** START DATA ENTRIES **

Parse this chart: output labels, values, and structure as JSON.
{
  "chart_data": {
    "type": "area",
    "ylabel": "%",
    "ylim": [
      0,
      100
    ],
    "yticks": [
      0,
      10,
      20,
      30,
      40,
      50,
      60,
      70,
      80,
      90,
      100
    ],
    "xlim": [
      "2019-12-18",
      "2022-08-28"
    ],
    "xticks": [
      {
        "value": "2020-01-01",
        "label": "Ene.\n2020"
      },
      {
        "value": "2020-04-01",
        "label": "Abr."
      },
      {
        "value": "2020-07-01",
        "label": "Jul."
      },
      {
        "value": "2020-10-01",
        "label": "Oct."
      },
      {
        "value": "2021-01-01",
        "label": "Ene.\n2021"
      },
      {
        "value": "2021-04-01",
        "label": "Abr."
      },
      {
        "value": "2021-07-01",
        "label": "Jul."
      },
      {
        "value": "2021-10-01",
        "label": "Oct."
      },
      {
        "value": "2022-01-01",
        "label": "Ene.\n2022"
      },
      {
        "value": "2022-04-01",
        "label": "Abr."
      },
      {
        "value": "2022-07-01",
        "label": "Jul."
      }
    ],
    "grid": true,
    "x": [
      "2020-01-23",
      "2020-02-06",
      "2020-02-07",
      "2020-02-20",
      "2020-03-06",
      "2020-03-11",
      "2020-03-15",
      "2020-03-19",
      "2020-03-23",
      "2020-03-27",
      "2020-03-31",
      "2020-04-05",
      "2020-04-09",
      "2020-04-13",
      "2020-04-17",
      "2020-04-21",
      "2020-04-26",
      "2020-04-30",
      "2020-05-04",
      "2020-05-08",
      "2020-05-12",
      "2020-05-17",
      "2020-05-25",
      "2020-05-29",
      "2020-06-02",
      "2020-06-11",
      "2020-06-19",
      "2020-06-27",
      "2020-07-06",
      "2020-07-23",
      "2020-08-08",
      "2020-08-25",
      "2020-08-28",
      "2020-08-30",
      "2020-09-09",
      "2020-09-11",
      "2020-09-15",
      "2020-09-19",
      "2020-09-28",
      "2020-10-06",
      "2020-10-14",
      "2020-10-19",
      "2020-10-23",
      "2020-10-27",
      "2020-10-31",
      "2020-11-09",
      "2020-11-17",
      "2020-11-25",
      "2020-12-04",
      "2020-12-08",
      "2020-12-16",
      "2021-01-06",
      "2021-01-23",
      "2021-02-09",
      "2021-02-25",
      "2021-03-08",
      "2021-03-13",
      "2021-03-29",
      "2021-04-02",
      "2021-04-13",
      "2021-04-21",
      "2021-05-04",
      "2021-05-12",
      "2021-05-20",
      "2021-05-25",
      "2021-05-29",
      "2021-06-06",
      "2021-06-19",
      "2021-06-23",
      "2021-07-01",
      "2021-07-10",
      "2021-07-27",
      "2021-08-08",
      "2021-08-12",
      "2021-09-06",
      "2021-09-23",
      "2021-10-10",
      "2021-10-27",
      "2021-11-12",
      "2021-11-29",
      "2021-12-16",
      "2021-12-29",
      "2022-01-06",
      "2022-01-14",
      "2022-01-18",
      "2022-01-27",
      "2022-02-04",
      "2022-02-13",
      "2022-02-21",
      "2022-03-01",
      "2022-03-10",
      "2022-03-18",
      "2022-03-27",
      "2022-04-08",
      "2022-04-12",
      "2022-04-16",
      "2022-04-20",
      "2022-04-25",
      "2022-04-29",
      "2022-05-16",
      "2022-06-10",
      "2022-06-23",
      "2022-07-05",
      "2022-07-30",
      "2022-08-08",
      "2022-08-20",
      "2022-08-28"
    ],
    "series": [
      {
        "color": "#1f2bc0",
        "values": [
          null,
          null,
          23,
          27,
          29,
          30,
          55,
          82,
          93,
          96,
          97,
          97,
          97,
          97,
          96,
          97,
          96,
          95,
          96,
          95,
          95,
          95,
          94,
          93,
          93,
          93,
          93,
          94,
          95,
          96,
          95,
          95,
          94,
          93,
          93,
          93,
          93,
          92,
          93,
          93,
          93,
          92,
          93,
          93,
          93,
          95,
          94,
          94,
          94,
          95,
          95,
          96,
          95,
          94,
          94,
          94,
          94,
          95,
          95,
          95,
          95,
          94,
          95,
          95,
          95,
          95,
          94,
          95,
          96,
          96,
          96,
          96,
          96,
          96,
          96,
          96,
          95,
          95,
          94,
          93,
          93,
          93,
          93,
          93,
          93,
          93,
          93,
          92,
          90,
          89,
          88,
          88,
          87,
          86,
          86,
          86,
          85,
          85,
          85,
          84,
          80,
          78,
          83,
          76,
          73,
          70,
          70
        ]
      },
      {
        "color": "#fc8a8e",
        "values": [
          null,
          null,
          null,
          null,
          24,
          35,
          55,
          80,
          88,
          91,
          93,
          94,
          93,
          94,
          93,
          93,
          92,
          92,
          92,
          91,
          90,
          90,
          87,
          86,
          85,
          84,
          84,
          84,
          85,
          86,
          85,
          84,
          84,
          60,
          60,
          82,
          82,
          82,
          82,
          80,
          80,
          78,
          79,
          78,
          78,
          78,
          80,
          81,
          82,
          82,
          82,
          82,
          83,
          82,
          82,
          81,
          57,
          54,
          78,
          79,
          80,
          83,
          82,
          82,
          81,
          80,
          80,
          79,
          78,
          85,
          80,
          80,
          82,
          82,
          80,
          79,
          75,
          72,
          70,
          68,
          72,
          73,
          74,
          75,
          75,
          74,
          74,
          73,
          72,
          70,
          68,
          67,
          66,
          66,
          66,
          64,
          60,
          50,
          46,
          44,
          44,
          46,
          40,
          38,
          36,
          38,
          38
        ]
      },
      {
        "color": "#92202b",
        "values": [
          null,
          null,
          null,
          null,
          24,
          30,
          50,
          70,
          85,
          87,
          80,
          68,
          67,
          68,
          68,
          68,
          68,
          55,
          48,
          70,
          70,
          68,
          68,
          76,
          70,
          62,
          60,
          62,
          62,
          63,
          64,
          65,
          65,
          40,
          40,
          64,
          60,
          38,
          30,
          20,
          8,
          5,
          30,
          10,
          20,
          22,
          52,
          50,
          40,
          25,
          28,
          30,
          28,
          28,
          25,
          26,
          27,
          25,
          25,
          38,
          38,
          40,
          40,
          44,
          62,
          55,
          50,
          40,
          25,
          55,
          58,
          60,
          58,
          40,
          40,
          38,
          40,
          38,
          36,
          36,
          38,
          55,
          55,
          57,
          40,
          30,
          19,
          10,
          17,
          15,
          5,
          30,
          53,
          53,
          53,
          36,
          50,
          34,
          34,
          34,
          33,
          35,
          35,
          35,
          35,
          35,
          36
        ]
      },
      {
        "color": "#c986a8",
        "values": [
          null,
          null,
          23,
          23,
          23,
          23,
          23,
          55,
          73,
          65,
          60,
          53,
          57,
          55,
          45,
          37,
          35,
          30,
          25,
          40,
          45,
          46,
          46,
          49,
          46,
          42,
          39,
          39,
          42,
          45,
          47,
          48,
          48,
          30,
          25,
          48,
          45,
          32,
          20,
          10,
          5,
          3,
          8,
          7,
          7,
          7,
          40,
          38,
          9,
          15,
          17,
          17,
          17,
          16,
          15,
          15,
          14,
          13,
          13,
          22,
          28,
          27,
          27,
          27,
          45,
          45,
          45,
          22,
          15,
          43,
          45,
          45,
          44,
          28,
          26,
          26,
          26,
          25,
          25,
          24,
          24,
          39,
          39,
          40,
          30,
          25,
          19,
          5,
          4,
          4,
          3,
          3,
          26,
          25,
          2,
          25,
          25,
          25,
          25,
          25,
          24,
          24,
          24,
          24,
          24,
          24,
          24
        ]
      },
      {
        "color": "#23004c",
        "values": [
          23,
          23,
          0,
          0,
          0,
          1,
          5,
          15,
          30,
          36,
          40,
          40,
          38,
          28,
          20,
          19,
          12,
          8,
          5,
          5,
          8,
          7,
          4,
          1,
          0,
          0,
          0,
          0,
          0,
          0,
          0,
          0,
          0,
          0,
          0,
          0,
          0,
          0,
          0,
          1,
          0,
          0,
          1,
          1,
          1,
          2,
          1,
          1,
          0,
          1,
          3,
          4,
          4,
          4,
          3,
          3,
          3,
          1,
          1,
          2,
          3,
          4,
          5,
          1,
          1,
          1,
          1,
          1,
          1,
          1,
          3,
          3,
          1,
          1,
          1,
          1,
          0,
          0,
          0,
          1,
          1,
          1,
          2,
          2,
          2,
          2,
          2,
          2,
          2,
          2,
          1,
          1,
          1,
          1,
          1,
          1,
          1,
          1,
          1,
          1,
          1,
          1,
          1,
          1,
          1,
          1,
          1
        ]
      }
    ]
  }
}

** END DATA ENTRIES **

→ **AIM**
Gather each line in the data that holds the string "color".

→ **WORKED ANSWER**
        "color": "#1f2bc0",
        "color": "#fc8a8e",
        "color": "#92202b",
        "color": "#c986a8",
        "color": "#23004c",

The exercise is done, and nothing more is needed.